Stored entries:
^^^^^^^^

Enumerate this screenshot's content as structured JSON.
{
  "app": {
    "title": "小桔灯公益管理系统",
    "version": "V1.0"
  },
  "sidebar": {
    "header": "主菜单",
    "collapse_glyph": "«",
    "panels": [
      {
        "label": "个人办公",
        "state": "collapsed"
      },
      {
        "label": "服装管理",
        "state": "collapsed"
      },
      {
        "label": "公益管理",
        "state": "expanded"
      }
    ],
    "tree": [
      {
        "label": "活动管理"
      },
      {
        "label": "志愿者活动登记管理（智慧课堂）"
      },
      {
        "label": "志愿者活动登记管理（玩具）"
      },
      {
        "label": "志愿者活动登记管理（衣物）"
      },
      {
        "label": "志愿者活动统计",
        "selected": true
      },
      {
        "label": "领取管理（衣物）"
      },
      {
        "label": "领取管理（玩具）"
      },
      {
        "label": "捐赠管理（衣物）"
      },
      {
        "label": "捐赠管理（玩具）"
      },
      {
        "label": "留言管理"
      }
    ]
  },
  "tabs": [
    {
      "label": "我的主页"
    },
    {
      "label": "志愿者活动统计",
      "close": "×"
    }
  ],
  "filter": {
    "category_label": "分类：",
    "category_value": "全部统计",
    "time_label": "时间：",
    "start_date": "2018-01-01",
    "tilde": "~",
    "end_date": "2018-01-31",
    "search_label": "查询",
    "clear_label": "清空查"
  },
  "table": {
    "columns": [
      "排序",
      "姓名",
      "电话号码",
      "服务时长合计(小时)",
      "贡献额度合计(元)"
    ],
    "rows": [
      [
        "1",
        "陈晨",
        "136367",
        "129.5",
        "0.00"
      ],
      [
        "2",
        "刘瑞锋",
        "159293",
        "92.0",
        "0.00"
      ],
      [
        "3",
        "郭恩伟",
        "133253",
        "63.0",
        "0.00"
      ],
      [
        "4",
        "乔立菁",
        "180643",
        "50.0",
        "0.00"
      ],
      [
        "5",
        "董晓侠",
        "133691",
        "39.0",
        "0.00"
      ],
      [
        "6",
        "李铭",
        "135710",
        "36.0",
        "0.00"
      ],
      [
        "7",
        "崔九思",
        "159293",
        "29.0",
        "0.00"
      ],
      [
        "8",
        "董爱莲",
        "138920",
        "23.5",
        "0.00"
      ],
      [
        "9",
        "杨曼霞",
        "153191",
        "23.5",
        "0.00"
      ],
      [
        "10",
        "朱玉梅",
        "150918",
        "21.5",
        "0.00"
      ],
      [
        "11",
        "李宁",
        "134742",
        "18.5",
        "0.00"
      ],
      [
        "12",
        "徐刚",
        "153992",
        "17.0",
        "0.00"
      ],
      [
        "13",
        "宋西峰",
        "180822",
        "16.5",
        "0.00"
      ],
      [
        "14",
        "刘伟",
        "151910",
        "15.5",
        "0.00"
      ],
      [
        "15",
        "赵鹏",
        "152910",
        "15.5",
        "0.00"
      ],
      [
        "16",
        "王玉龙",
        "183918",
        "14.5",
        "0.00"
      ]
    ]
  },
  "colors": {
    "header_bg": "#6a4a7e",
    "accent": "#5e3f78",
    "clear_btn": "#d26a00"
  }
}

^^^^^^^^

Exact copies of all the records are required.

▸ **Exercise answer**
Enumerate this screenshot's content as structured JSON.
{
  "app": {
    "title": "小桔灯公益管理系统",
    "version": "V1.0"
  },
  "sidebar": {
    "header": "主菜单",
    "collapse_glyph": "«",
    "panels": [
      {
        "label": "个人办公",
        "state": "collapsed"
      },
      {
        "label": "服装管理",
        "state": "collapsed"
      },
      {
        "label": "公益管理",
        "state": "expanded"
      }
    ],
    "tree": [
      {
        "label": "活动管理"
      },
      {
        "label": "志愿者活动登记管理（智慧课堂）"
      },
      {
        "label": "志愿者活动登记管理（玩具）"
      },
      {
        "label": "志愿者活动登记管理（衣物）"
      },
      {
        "label": "志愿者活动统计",
        "selected": true
      },
      {
        "label": "领取管理（衣物）"
      },
      {
        "label": "领取管理（玩具）"
      },
      {
        "label": "捐赠管理（衣物）"
      },
      {
        "label": "捐赠管理（玩具）"
      },
      {
        "label": "留言管理"
      }
    ]
  },
  "tabs": [
    {
      "label": "我的主页"
    },
    {
      "label": "志愿者活动统计",
      "close": "×"
    }
  ],
  "filter": {
    "category_label": "分类：",
    "category_value": "全部统计",
    "time_label": "时间：",
    "start_date": "2018-01-01",
    "tilde": "~",
    "end_date": "2018-01-31",
    "search_label": "查询",
    "clear_label": "清空查"
  },
  "table": {
    "columns": [
      "排序",
      "姓名",
      "电话号码",
      "服务时长合计(小时)",
      "贡献额度合计(元)"
    ],
    "rows": [
      [
        "1",
        "陈晨",
        "136367",
        "129.5",
        "0.00"
      ],
      [
        "2",
        "刘瑞锋",
        "159293",
        "92.0",
        "0.00"
      ],
      [
        "3",
        "郭恩伟",
        "133253",
        "63.0",
        "0.00"
      ],
      [
        "4",
        "乔立菁",
        "180643",
        "50.0",
        "0.00"
      ],
      [
        "5",
        "董晓侠",
        "133691",
        "39.0",
        "0.00"
      ],
      [
        "6",
        "李铭",
        "135710",
        "36.0",
        "0.00"
      ],
      [
        "7",
        "崔九思",
        "159293",
        "29.0",
        "0.00"
      ],
      [
        "8",
        "董爱莲",
        "138920",
        "23.5",
        "0.00"
      ],
      [
        "9",
        "杨曼霞",
        "153191",
        "23.5",
        "0.00"
      ],
      [
        "10",
        "朱玉梅",
        "150918",
        "21.5",
        "0.00"
      ],
      [
        "11",
        "李宁",
        "134742",
        "18.5",
        "0.00"
      ],
      [
        "12",
        "徐刚",
        "153992",
        "17.0",
        "0.00"
      ],
      [
        "13",
        "宋西峰",
        "180822",
        "16.5",
        "0.00"
      ],
      [
        "14",
        "刘伟",
        "151910",
        "15.5",
        "0.00"
      ],
      [
        "15",
        "赵鹏",
        "152910",
        "15.5",
        "0.00"
      ],
      [
        "16",
        "王玉龙",
        "183918",
        "14.5",
        "0.00"
      ]
    ]
  },
  "colors": {
    "header_bg": "#6a4a7e",
    "accent": "#5e3f78",
    "clear_btn": "#d26a00"
  }
}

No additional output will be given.